What you need to do: Return all entries precisely as they stand, without the images.

Records supplied:

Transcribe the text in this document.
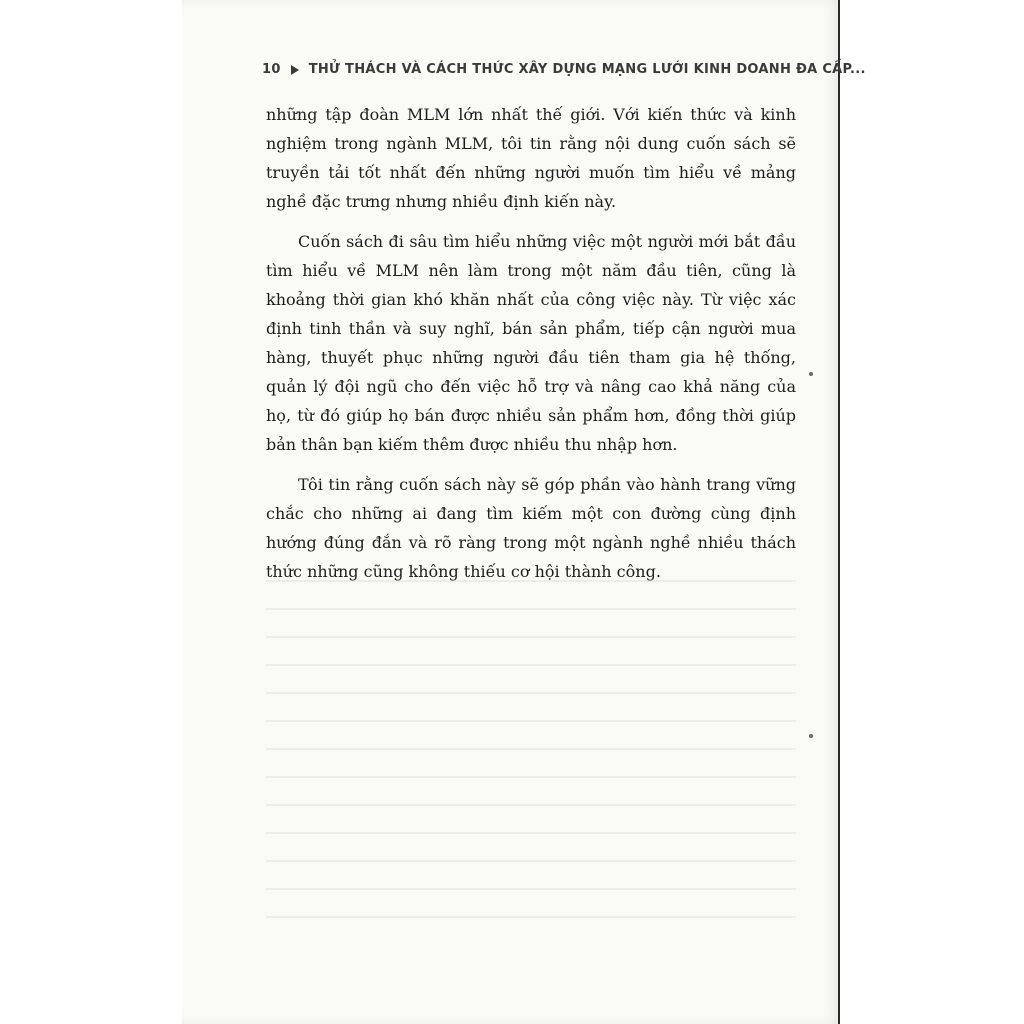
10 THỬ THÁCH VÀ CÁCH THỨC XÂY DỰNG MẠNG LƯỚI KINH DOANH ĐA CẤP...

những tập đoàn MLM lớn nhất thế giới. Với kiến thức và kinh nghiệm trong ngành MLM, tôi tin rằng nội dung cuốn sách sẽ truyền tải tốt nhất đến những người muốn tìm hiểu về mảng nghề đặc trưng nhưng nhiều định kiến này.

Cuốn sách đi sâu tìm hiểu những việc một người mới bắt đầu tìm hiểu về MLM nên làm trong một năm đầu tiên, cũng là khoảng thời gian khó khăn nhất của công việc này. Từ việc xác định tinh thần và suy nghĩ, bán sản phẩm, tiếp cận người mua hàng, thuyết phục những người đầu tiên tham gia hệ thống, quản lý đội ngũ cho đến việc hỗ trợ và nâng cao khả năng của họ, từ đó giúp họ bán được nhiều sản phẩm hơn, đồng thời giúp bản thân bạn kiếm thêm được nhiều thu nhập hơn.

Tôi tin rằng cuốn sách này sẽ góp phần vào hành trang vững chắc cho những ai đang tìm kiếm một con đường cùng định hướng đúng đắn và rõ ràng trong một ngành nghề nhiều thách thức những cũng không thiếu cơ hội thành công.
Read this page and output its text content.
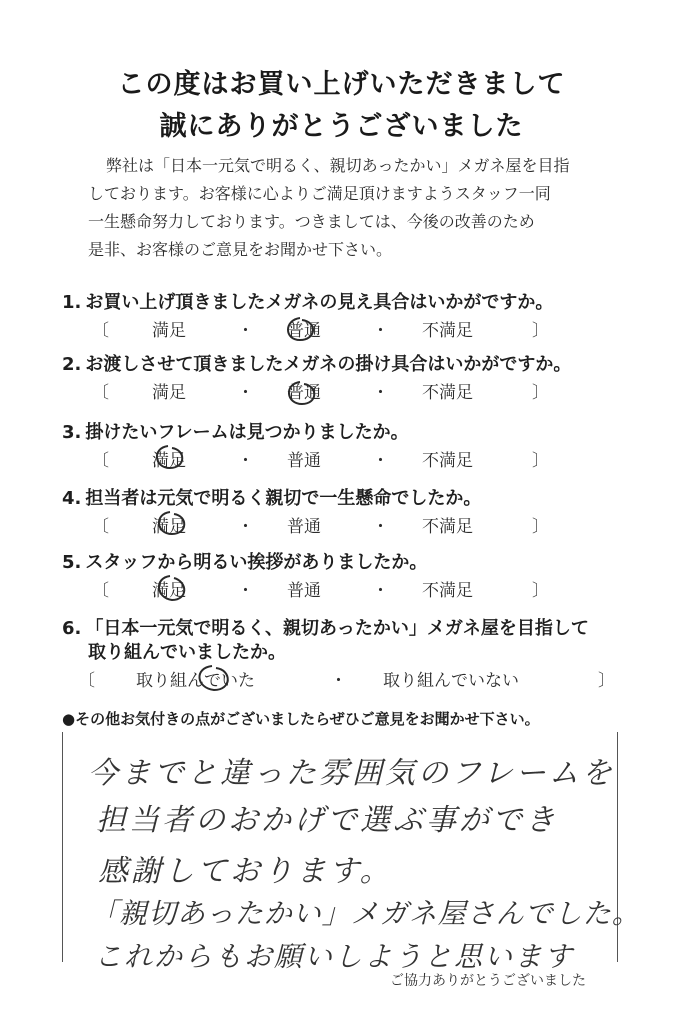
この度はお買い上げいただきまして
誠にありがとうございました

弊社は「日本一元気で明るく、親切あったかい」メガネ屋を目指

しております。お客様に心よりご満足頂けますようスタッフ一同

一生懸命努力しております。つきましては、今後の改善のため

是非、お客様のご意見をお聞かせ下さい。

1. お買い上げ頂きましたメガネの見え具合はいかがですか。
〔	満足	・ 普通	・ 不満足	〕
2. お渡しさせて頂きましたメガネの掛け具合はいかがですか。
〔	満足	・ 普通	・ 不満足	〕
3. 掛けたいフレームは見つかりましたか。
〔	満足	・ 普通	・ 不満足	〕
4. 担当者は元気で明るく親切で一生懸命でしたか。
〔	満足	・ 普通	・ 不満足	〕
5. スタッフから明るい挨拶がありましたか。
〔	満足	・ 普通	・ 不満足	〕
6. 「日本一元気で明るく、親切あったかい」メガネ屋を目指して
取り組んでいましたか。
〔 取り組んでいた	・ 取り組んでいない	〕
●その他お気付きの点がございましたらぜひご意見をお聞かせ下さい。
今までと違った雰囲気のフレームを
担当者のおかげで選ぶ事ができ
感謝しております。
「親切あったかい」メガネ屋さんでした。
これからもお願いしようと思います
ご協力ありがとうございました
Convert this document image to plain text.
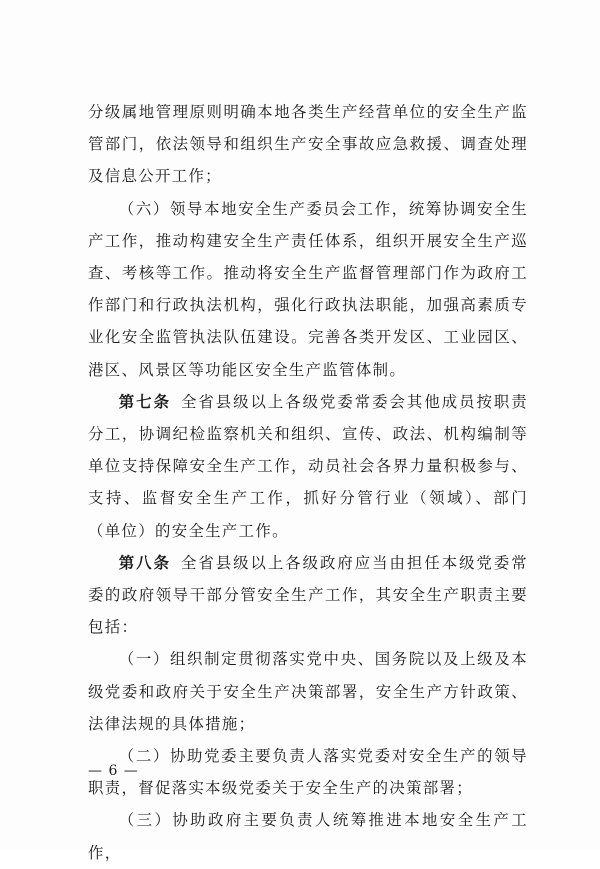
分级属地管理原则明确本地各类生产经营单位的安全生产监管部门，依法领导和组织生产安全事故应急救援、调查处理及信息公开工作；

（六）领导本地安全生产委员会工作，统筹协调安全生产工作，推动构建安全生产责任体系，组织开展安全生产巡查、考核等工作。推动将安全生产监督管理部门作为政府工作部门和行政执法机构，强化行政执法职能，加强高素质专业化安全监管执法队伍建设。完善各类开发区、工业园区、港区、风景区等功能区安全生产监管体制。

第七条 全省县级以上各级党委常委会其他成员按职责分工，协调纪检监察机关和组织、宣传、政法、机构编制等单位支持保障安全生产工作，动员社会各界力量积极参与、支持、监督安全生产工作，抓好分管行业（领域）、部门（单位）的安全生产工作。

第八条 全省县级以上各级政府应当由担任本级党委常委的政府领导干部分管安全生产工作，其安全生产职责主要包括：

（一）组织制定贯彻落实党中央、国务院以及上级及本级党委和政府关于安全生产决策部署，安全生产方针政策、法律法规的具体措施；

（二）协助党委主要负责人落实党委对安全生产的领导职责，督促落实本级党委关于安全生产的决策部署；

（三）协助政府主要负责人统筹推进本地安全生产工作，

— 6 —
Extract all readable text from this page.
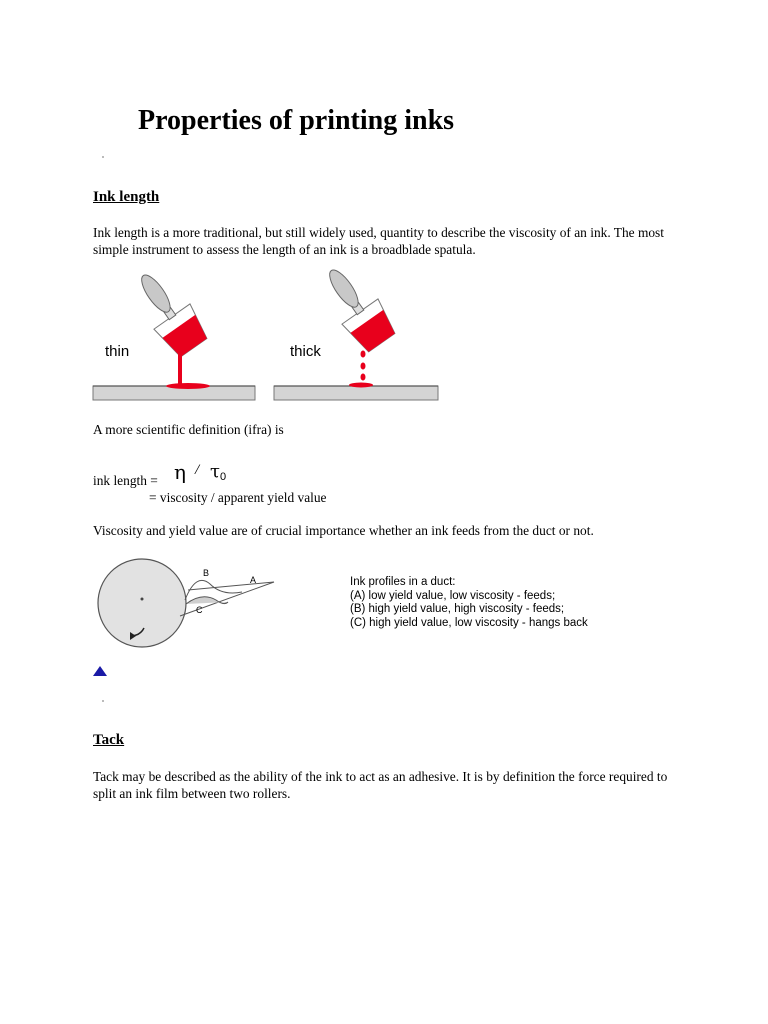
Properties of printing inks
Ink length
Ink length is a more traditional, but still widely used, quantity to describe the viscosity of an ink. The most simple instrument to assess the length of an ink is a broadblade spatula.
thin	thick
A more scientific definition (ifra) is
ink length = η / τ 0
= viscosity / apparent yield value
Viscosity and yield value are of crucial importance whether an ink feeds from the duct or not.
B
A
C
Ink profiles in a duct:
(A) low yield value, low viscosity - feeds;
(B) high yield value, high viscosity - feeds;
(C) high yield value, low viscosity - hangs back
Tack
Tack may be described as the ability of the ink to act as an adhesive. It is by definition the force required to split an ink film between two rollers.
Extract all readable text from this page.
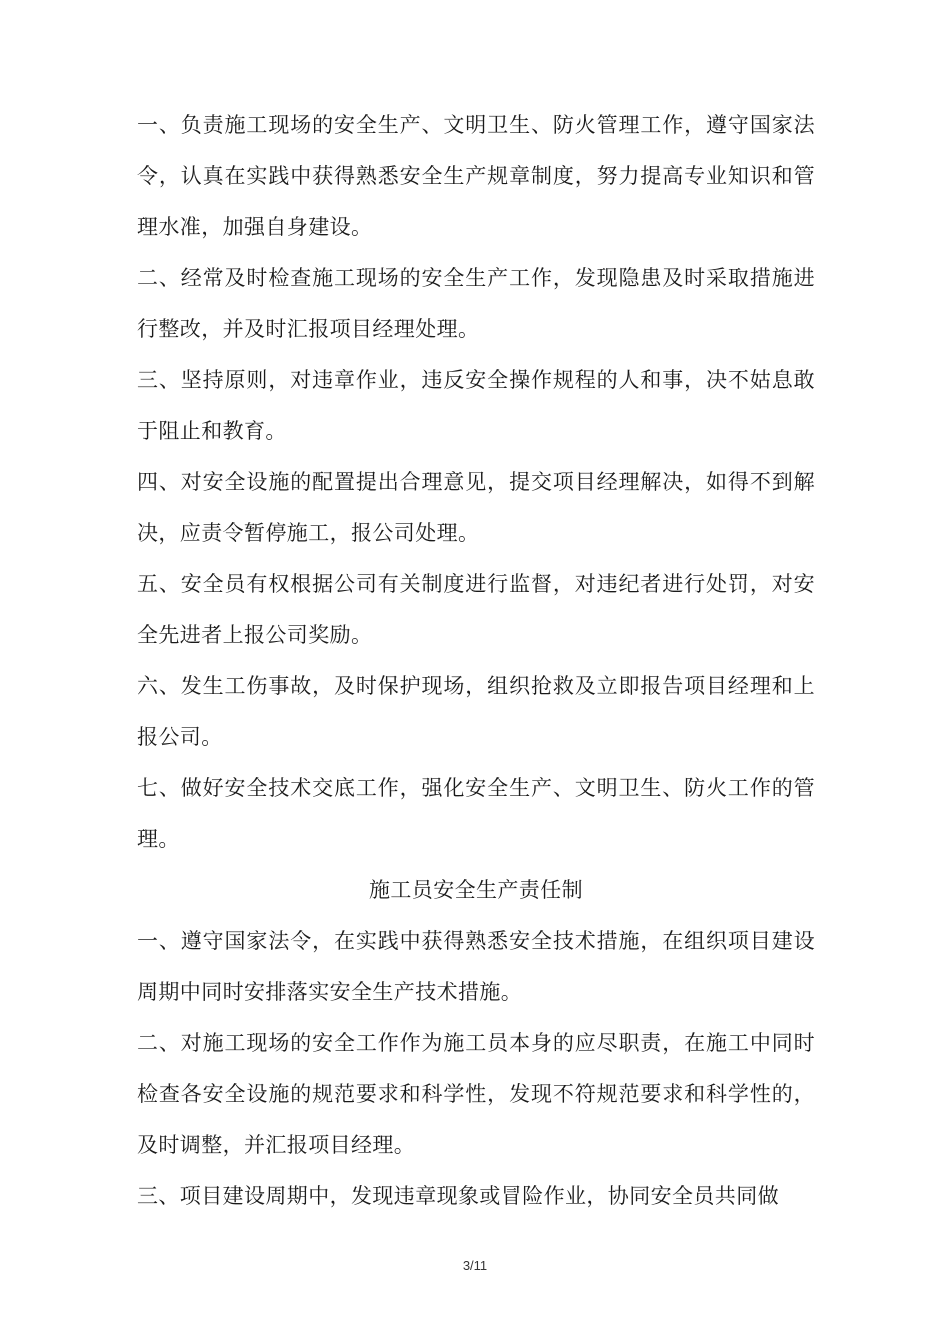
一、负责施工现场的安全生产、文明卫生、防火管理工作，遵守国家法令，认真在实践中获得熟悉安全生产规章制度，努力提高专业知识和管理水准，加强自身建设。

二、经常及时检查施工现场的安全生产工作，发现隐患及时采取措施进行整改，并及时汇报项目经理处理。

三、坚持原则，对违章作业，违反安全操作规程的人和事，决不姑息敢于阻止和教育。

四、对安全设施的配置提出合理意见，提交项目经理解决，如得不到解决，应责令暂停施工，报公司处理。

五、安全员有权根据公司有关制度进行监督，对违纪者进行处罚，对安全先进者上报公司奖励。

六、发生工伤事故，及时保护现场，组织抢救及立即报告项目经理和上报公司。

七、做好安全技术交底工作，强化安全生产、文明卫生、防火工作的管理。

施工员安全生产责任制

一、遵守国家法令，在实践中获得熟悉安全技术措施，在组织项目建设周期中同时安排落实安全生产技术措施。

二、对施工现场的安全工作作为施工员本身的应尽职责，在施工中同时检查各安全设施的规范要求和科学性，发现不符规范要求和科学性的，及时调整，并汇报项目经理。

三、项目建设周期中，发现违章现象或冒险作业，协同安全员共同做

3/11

Answer below:
Transcribe the text in this document.
10 THỬ THÁCH VÀ CÁCH THỨC XÂY DỰNG MẠNG LƯỚI KINH DOANH ĐA CẤP...

những tập đoàn MLM lớn nhất thế giới. Với kiến thức và kinh nghiệm trong ngành MLM, tôi tin rằng nội dung cuốn sách sẽ truyền tải tốt nhất đến những người muốn tìm hiểu về mảng nghề đặc trưng nhưng nhiều định kiến này.

Cuốn sách đi sâu tìm hiểu những việc một người mới bắt đầu tìm hiểu về MLM nên làm trong một năm đầu tiên, cũng là khoảng thời gian khó khăn nhất của công việc này. Từ việc xác định tinh thần và suy nghĩ, bán sản phẩm, tiếp cận người mua hàng, thuyết phục những người đầu tiên tham gia hệ thống, quản lý đội ngũ cho đến việc hỗ trợ và nâng cao khả năng của họ, từ đó giúp họ bán được nhiều sản phẩm hơn, đồng thời giúp bản thân bạn kiếm thêm được nhiều thu nhập hơn.

Tôi tin rằng cuốn sách này sẽ góp phần vào hành trang vững chắc cho những ai đang tìm kiếm một con đường cùng định hướng đúng đắn và rõ ràng trong một ngành nghề nhiều thách thức những cũng không thiếu cơ hội thành công.
Read this page and output its text content.
この度はお買い上げいただきまして
誠にありがとうございました

弊社は「日本一元気で明るく、親切あったかい」メガネ屋を目指

しております。お客様に心よりご満足頂けますようスタッフ一同

一生懸命努力しております。つきましては、今後の改善のため

是非、お客様のご意見をお聞かせ下さい。

1. お買い上げ頂きましたメガネの見え具合はいかがですか。
〔	満足	・ 普通	・ 不満足	〕
2. お渡しさせて頂きましたメガネの掛け具合はいかがですか。
〔	満足	・ 普通	・ 不満足	〕
3. 掛けたいフレームは見つかりましたか。
〔	満足	・ 普通	・ 不満足	〕
4. 担当者は元気で明るく親切で一生懸命でしたか。
〔	満足	・ 普通	・ 不満足	〕
5. スタッフから明るい挨拶がありましたか。
〔	満足	・ 普通	・ 不満足	〕
6. 「日本一元気で明るく、親切あったかい」メガネ屋を目指して
取り組んでいましたか。
〔 取り組んでいた	・ 取り組んでいない	〕
●その他お気付きの点がございましたらぜひご意見をお聞かせ下さい。
今までと違った雰囲気のフレームを
担当者のおかげで選ぶ事ができ
感謝しております。
「親切あったかい」メガネ屋さんでした。
これからもお願いしようと思います
ご協力ありがとうございました
Convert this document image to plain text.
分级属地管理原则明确本地各类生产经营单位的安全生产监管部门，依法领导和组织生产安全事故应急救援、调查处理及信息公开工作；

（六）领导本地安全生产委员会工作，统筹协调安全生产工作，推动构建安全生产责任体系，组织开展安全生产巡查、考核等工作。推动将安全生产监督管理部门作为政府工作部门和行政执法机构，强化行政执法职能，加强高素质专业化安全监管执法队伍建设。完善各类开发区、工业园区、港区、风景区等功能区安全生产监管体制。

第七条 全省县级以上各级党委常委会其他成员按职责分工，协调纪检监察机关和组织、宣传、政法、机构编制等单位支持保障安全生产工作，动员社会各界力量积极参与、支持、监督安全生产工作，抓好分管行业（领域）、部门（单位）的安全生产工作。

第八条 全省县级以上各级政府应当由担任本级党委常委的政府领导干部分管安全生产工作，其安全生产职责主要包括：

（一）组织制定贯彻落实党中央、国务院以及上级及本级党委和政府关于安全生产决策部署，安全生产方针政策、法律法规的具体措施；

（二）协助党委主要负责人落实党委对安全生产的领导职责，督促落实本级党委关于安全生产的决策部署；

（三）协助政府主要负责人统筹推进本地安全生产工作，

— 6 —
Extract all readable text from this page.
Properties of printing inks
Ink length
Ink length is a more traditional, but still widely used, quantity to describe the viscosity of an ink. The most simple instrument to assess the length of an ink is a broadblade spatula.
thin	thick
A more scientific definition (ifra) is
ink length = η / τ 0
= viscosity / apparent yield value
Viscosity and yield value are of crucial importance whether an ink feeds from the duct or not.
B
A
C
Ink profiles in a duct:
(A) low yield value, low viscosity - feeds;
(B) high yield value, high viscosity - feeds;
(C) high yield value, low viscosity - hangs back
Tack
Tack may be described as the ability of the ink to act as an adhesive. It is by definition the force required to split an ink film between two rollers.
Extract all readable text from this page.
一、负责施工现场的安全生产、文明卫生、防火管理工作，遵守国家法令，认真在实践中获得熟悉安全生产规章制度，努力提高专业知识和管理水准，加强自身建设。

二、经常及时检查施工现场的安全生产工作，发现隐患及时采取措施进行整改，并及时汇报项目经理处理。

三、坚持原则，对违章作业，违反安全操作规程的人和事，决不姑息敢于阻止和教育。

四、对安全设施的配置提出合理意见，提交项目经理解决，如得不到解决，应责令暂停施工，报公司处理。

五、安全员有权根据公司有关制度进行监督，对违纪者进行处罚，对安全先进者上报公司奖励。

六、发生工伤事故，及时保护现场，组织抢救及立即报告项目经理和上报公司。

七、做好安全技术交底工作，强化安全生产、文明卫生、防火工作的管理。

施工员安全生产责任制

一、遵守国家法令，在实践中获得熟悉安全技术措施，在组织项目建设周期中同时安排落实安全生产技术措施。

二、对施工现场的安全工作作为施工员本身的应尽职责，在施工中同时检查各安全设施的规范要求和科学性，发现不符规范要求和科学性的，及时调整，并汇报项目经理。

三、项目建设周期中，发现违章现象或冒险作业，协同安全员共同做

3/11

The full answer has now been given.